RECORD LIST:
◆ ◆ ◆ ◆ ◆ ◆ ◆

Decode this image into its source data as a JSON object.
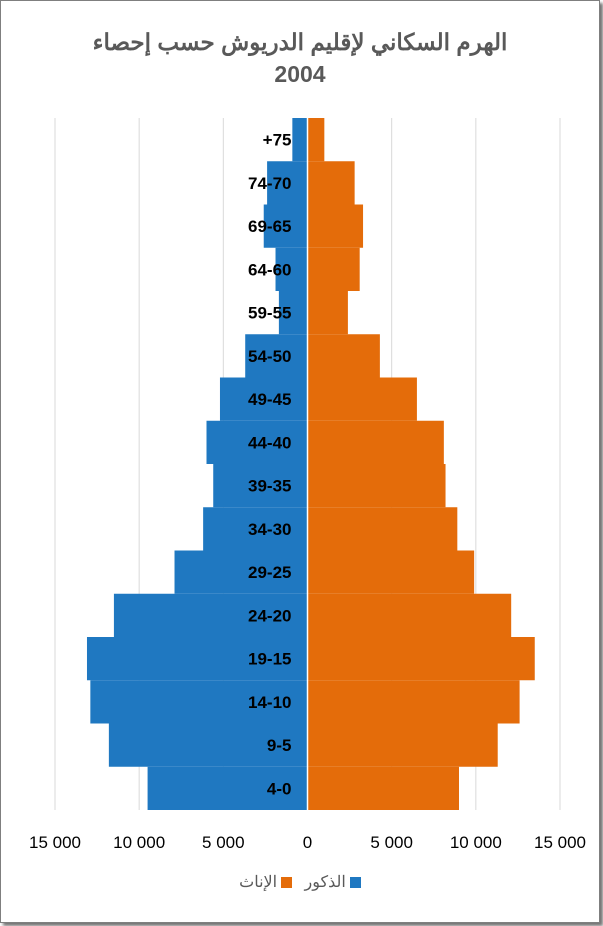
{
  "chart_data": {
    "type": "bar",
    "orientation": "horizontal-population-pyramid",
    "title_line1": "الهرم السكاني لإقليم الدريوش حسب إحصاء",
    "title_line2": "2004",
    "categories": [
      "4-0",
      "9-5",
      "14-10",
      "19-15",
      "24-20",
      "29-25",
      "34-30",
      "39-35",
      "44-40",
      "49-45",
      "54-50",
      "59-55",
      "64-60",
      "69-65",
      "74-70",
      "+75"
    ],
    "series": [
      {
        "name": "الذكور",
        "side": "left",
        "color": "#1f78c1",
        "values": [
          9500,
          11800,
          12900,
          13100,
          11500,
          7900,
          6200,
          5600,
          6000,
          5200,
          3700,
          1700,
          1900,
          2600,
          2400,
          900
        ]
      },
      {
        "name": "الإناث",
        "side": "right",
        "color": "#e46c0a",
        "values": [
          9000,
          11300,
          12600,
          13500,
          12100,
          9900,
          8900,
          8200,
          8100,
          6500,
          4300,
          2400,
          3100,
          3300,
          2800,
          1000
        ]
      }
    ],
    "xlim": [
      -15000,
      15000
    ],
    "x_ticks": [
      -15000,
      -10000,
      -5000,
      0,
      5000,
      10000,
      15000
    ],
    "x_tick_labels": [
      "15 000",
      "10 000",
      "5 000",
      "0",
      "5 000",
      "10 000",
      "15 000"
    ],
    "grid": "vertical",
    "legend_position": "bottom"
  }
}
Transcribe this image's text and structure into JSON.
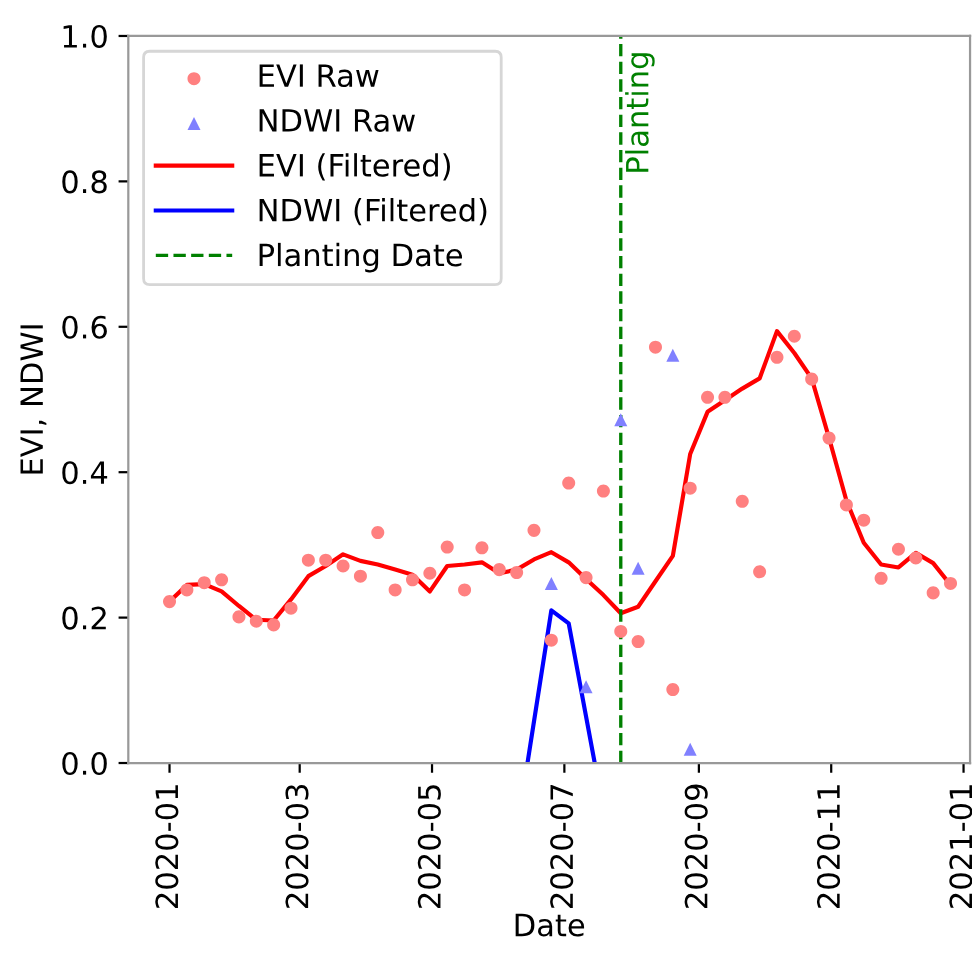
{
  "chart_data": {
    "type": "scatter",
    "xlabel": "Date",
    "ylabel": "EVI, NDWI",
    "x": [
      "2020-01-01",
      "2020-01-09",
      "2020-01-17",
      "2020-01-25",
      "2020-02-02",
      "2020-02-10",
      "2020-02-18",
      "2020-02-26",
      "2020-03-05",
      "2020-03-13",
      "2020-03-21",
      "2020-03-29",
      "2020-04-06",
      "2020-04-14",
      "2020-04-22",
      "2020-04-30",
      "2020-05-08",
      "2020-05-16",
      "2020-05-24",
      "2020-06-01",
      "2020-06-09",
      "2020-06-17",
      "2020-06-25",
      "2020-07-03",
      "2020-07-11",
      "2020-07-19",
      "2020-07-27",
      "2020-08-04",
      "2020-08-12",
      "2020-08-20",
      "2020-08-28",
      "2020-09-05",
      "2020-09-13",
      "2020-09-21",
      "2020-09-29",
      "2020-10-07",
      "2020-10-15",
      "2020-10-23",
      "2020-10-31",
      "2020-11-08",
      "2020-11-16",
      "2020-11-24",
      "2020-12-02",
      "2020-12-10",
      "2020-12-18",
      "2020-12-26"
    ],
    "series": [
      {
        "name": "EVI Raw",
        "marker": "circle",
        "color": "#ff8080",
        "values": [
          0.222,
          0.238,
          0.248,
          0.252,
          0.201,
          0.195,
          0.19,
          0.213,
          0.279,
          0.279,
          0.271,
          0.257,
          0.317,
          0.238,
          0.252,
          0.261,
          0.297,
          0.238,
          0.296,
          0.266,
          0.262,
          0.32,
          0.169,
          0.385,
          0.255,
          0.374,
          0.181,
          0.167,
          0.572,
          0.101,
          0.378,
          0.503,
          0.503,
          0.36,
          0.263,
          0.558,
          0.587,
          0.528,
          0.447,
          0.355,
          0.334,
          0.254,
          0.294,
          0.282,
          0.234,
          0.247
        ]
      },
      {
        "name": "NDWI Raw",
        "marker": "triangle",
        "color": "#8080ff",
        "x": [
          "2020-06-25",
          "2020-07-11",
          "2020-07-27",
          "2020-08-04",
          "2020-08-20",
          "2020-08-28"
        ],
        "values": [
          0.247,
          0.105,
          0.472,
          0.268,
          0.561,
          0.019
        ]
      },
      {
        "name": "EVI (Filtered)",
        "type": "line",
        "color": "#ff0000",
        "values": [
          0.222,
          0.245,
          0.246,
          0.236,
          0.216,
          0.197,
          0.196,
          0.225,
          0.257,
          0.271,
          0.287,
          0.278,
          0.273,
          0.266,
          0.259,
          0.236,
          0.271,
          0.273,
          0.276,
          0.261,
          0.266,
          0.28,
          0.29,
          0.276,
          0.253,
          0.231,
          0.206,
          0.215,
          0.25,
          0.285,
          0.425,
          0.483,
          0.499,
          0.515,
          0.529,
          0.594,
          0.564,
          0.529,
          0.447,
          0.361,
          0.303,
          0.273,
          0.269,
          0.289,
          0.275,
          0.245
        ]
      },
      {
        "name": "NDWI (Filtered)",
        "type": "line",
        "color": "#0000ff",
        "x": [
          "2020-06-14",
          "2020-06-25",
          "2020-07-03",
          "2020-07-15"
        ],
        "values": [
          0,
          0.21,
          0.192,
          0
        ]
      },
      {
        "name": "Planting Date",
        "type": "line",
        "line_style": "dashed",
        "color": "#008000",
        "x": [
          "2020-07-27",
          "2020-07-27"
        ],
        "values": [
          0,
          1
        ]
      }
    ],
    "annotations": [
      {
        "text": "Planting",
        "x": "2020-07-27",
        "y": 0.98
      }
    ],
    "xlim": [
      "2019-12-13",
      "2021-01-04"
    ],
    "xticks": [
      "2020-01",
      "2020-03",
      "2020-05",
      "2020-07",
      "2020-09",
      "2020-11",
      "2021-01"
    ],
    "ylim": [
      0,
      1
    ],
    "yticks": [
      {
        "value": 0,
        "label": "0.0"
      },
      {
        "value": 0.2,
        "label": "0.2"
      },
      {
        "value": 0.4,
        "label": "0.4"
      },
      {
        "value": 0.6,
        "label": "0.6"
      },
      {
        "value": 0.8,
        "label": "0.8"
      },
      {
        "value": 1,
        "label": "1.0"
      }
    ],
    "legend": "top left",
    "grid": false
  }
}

◆ ◆ ◆ ◆ ◆ ◆ ◆

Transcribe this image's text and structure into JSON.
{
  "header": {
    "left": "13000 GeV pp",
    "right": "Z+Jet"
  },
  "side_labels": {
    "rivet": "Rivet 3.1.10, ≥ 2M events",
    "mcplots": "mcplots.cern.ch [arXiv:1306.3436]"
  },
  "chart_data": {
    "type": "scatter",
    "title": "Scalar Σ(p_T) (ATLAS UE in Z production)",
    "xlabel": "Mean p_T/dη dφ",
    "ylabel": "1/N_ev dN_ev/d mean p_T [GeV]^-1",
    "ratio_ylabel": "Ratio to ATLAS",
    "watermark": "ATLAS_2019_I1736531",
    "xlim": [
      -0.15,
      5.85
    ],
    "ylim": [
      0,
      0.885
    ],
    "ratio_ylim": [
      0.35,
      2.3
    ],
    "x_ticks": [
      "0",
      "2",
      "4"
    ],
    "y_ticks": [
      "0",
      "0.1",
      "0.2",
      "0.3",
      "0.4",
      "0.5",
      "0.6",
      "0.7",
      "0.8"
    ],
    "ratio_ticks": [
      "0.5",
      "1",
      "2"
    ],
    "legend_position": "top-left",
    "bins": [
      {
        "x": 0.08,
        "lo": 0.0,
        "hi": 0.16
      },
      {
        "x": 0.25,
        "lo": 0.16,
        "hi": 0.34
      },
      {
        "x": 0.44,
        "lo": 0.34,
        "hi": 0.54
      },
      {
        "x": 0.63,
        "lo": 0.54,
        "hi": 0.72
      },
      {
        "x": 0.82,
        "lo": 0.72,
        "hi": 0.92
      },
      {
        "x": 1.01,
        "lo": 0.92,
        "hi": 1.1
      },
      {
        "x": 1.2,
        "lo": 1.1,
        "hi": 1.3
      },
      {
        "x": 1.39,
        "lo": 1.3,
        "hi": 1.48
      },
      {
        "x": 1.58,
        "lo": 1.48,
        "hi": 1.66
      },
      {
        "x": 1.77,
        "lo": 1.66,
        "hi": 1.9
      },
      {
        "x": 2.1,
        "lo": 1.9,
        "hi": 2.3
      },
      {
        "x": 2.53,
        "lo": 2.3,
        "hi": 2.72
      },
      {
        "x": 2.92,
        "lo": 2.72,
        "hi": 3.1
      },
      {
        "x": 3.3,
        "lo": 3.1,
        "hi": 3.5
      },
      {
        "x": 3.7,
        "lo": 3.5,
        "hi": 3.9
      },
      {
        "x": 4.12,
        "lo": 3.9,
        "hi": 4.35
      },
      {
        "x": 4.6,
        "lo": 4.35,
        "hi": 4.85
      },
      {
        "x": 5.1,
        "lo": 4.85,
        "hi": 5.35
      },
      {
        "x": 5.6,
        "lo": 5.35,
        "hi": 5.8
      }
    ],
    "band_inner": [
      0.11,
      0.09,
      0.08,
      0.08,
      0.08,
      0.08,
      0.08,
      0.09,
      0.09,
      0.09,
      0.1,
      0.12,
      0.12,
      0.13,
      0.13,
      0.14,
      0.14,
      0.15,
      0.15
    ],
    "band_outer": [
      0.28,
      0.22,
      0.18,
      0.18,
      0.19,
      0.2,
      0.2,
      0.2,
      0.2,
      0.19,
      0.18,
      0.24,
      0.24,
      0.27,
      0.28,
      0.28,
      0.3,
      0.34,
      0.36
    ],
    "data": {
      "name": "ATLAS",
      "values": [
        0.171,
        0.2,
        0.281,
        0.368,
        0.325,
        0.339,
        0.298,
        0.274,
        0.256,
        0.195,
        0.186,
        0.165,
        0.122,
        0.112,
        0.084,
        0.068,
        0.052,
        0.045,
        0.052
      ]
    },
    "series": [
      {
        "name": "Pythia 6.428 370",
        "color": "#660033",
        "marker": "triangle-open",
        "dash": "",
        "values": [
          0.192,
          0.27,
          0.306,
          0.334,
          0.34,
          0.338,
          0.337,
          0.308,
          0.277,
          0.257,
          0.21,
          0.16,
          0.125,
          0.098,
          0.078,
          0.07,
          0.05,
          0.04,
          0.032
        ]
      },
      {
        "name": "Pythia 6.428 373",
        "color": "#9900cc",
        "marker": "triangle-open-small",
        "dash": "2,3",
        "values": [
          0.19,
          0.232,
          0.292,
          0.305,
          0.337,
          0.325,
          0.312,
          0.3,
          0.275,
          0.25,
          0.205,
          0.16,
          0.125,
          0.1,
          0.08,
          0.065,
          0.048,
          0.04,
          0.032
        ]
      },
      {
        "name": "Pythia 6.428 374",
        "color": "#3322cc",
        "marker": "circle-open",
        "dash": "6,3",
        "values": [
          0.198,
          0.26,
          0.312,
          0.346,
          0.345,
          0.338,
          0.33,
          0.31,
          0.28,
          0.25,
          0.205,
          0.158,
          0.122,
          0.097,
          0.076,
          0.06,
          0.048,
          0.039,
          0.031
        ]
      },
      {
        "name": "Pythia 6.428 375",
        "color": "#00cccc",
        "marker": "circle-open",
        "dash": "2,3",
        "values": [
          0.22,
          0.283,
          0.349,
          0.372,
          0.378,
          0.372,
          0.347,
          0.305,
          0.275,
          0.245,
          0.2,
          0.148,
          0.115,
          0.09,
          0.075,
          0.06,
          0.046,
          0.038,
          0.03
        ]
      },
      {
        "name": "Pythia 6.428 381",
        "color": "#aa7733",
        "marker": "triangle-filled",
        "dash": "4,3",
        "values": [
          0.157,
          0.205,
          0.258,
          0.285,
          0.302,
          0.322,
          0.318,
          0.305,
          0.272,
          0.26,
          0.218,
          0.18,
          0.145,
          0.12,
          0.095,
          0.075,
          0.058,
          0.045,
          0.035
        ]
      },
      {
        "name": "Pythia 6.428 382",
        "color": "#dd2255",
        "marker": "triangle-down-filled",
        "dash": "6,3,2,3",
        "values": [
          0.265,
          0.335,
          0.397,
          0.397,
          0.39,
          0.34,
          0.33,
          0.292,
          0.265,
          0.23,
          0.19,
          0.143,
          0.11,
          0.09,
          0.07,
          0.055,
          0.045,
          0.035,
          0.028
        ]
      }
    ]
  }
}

◆ ◆ ◆ ◆ ◆ ◆ ◆

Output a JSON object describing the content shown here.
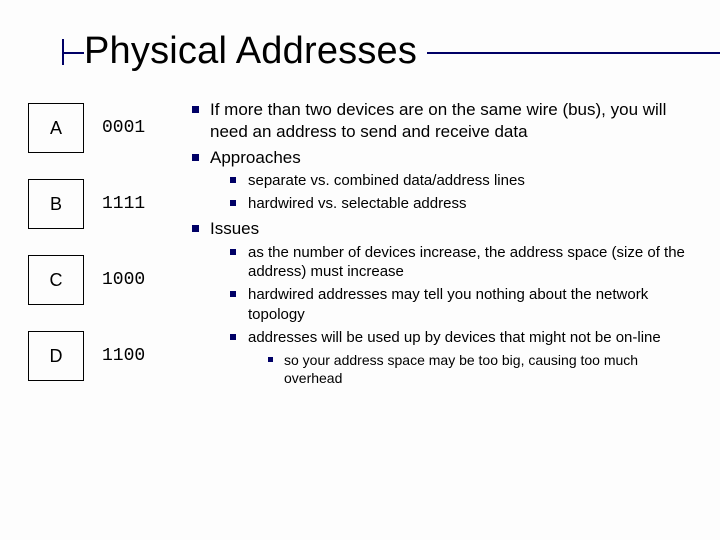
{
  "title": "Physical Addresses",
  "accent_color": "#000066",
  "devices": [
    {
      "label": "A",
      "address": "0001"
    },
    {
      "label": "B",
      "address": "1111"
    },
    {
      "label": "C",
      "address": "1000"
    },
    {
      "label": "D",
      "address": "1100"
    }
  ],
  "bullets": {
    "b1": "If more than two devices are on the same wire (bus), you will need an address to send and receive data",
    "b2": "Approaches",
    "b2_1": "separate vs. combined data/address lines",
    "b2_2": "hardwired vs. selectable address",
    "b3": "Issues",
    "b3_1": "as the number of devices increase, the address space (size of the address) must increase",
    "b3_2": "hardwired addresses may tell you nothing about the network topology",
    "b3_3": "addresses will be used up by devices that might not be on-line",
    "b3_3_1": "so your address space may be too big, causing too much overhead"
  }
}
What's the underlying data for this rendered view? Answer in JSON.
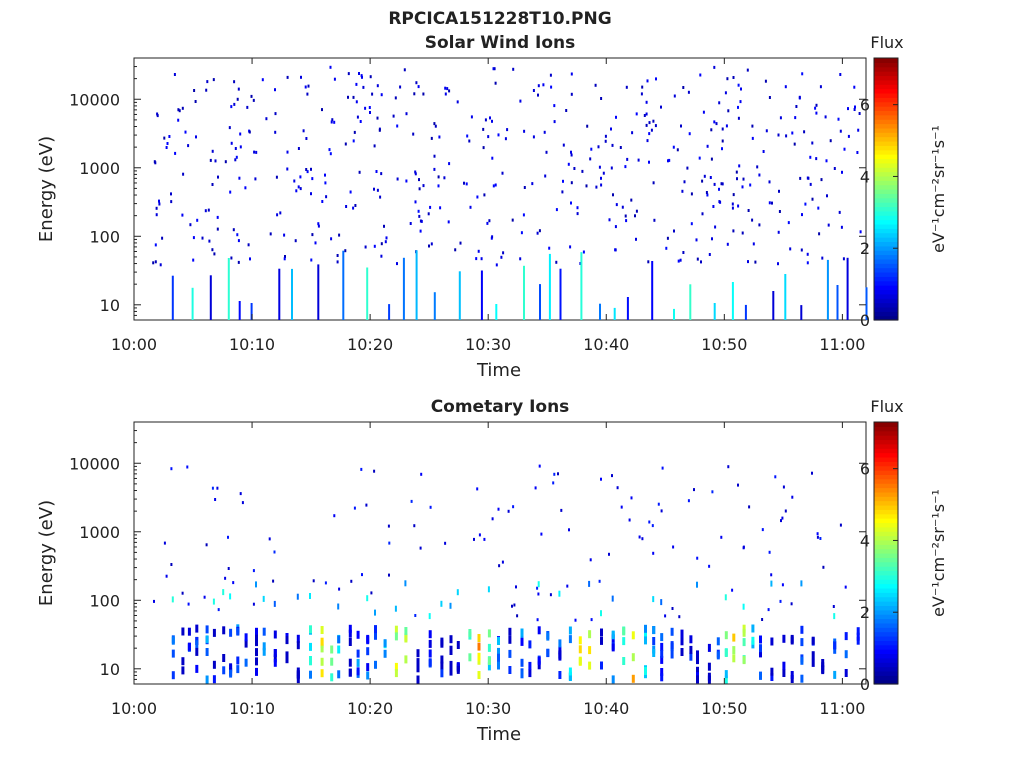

◆ ◆ ◆ ◆ ◆ ◆ ◆

GIVEN INSTRUCTION:
Using the listing above, pick out each line that contains the word "triangle", then copy it.

RESPONSE TO THE EXERCISE:
        "marker": "triangle",
        "marker": "triangle-open",
        "marker": "triangle-open-small",
        "marker": "triangle-filled",
        "marker": "triangle-down-filled",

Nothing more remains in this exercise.